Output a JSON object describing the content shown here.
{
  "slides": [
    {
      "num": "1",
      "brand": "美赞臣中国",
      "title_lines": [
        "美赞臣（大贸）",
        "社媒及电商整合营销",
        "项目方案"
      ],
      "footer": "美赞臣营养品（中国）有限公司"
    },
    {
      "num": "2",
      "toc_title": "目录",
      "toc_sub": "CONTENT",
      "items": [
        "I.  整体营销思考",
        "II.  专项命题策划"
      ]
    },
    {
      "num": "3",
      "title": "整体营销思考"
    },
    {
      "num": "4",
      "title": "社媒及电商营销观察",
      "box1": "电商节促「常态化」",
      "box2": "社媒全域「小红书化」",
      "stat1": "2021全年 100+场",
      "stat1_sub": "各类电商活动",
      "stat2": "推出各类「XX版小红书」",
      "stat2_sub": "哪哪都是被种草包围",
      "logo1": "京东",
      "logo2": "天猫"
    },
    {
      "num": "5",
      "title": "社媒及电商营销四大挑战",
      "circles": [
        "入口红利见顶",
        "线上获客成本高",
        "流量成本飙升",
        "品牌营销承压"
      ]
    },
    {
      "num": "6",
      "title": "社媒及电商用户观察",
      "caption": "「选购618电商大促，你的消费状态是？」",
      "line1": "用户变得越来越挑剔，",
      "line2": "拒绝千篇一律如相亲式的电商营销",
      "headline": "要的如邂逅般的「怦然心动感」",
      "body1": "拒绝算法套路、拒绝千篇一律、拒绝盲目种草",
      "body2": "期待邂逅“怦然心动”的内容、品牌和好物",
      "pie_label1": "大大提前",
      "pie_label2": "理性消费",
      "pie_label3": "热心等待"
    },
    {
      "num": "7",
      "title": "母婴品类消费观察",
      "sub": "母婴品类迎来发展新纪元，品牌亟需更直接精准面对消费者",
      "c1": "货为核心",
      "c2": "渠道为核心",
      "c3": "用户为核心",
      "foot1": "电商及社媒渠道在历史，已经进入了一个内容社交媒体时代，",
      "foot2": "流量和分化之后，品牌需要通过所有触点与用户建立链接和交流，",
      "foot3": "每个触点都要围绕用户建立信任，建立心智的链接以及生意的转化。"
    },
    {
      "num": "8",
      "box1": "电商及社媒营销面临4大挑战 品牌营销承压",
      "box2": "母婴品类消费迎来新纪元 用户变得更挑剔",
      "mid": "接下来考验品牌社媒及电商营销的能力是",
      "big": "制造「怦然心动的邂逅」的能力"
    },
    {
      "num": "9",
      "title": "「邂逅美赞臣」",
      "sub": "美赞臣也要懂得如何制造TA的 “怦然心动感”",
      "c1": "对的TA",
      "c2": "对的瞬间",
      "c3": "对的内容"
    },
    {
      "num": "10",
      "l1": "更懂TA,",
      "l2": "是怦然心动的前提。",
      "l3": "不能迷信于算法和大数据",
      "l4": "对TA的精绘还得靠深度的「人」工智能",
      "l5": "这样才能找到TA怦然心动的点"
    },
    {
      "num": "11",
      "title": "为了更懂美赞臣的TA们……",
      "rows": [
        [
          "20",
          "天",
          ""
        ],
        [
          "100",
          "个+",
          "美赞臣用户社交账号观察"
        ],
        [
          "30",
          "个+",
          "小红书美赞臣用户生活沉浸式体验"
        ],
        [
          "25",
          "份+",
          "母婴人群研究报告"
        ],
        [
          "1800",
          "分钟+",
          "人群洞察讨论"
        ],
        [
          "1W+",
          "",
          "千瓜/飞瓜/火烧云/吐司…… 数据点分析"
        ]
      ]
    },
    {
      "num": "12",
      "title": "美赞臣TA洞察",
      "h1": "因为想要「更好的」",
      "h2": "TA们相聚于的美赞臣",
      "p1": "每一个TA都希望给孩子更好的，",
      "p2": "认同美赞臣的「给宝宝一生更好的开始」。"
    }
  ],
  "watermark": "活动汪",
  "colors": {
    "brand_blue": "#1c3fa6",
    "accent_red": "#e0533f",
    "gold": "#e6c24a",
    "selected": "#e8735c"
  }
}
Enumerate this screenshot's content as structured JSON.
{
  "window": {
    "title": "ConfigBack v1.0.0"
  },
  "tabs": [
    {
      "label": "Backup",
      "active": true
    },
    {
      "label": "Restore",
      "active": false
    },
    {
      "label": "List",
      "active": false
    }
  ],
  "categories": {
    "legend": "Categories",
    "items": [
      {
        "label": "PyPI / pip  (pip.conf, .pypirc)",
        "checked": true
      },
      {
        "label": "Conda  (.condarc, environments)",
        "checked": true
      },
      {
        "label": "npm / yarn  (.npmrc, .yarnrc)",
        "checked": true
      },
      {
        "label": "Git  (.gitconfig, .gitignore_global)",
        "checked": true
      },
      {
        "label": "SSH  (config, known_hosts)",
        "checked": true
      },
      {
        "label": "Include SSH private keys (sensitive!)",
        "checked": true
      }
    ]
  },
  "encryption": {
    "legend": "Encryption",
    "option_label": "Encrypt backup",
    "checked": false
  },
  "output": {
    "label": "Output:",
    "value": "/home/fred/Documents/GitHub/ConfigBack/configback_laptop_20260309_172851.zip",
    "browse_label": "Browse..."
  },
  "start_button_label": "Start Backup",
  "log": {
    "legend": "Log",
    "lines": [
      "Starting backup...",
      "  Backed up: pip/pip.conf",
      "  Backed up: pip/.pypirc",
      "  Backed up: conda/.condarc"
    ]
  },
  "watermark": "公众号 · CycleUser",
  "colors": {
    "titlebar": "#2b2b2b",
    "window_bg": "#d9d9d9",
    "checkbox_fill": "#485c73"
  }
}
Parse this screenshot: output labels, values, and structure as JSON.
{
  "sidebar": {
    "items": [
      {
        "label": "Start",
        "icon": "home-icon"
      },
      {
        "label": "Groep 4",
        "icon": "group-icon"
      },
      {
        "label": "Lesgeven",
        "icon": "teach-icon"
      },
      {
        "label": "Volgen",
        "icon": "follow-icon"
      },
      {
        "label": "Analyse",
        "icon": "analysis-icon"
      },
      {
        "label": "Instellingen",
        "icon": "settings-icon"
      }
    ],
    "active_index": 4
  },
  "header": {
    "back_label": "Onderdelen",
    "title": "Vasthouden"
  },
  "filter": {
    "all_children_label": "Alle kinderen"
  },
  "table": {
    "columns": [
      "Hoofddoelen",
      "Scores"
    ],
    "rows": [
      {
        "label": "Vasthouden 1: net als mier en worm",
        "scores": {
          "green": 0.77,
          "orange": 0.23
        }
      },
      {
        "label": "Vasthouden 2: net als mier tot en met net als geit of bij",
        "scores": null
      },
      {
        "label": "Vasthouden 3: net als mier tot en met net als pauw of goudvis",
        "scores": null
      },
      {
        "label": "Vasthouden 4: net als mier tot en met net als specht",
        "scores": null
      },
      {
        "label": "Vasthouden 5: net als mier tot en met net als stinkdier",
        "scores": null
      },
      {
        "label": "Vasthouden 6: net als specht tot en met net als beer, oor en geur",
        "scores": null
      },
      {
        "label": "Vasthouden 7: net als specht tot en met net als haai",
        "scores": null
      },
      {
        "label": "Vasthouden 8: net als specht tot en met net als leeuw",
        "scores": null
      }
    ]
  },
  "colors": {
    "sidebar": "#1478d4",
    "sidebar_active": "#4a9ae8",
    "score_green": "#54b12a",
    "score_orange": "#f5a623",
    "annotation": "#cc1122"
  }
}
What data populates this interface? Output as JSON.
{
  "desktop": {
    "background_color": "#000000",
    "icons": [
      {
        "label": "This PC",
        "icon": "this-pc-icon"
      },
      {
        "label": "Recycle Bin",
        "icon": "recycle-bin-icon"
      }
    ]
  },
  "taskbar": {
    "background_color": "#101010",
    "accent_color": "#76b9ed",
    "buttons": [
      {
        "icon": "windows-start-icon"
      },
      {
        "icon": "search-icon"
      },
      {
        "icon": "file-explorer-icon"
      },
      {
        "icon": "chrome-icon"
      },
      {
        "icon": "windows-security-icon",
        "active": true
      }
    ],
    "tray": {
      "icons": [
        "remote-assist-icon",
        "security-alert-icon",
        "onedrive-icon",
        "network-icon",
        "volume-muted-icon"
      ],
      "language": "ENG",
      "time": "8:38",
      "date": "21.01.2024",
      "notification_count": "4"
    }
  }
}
##############################
*Directions for this task*
Through the last line of the entries above, beginning at the line containing "What data populates", transcribe each line exactly, both ends included and nothing more.

*Exercise result*
What data populates this interface? Output as JSON.
{
  "desktop": {
    "background_color": "#000000",
    "icons": [
      {
        "label": "This PC",
        "icon": "this-pc-icon"
      },
      {
        "label": "Recycle Bin",
        "icon": "recycle-bin-icon"
      }
    ]
  },
  "taskbar": {
    "background_color": "#101010",
    "accent_color": "#76b9ed",
    "buttons": [
      {
        "icon": "windows-start-icon"
      },
      {
        "icon": "search-icon"
      },
      {
        "icon": "file-explorer-icon"
      },
      {
        "icon": "chrome-icon"
      },
      {
        "icon": "windows-security-icon",
        "active": true
      }
    ],
    "tray": {
      "icons": [
        "remote-assist-icon",
        "security-alert-icon",
        "onedrive-icon",
        "network-icon",
        "volume-muted-icon"
      ],
      "language": "ENG",
      "time": "8:38",
      "date": "21.01.2024",
      "notification_count": "4"
    }
  }
}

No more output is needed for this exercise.